(Data items)
☆ ☆ ☆ ☆ ☆

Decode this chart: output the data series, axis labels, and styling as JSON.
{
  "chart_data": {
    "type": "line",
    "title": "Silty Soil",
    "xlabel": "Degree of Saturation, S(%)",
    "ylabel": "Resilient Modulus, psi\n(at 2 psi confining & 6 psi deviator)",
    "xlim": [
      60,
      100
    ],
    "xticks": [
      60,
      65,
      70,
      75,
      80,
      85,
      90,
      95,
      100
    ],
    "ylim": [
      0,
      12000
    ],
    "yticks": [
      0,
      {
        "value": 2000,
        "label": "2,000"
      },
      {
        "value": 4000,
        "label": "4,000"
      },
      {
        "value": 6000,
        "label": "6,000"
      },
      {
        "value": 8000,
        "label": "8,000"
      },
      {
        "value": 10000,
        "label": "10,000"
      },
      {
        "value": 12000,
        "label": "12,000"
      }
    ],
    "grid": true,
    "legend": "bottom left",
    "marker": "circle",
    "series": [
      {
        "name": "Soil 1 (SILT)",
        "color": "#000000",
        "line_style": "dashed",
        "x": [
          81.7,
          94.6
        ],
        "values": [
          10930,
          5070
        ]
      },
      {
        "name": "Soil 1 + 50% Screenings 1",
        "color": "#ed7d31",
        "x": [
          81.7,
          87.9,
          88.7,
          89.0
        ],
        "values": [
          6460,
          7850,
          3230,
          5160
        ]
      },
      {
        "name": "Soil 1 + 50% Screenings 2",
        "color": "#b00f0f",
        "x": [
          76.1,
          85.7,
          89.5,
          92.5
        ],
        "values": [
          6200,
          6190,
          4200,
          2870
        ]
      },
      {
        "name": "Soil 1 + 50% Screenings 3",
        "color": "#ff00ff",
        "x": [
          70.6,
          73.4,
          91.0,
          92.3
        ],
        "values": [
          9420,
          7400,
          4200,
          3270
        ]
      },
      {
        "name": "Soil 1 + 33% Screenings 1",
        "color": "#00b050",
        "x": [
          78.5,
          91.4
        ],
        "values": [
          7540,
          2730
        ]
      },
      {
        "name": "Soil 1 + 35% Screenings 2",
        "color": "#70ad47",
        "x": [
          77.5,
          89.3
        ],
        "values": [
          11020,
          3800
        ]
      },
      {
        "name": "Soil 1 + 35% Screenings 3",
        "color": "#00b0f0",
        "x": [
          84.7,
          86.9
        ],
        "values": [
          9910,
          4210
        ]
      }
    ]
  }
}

☆ ☆ ☆ ☆ ☆

▶ **What you need to do**
Only lines with the string "name" belong in your answer; copy each one.

▶ **Answer to this task**
        "name": "Soil 1 (SILT)",
        "name": "Soil 1 + 50% Screenings 1",
        "name": "Soil 1 + 50% Screenings 2",
        "name": "Soil 1 + 50% Screenings 3",
        "name": "Soil 1 + 33% Screenings 1",
        "name": "Soil 1 + 35% Screenings 2",
        "name": "Soil 1 + 35% Screenings 3",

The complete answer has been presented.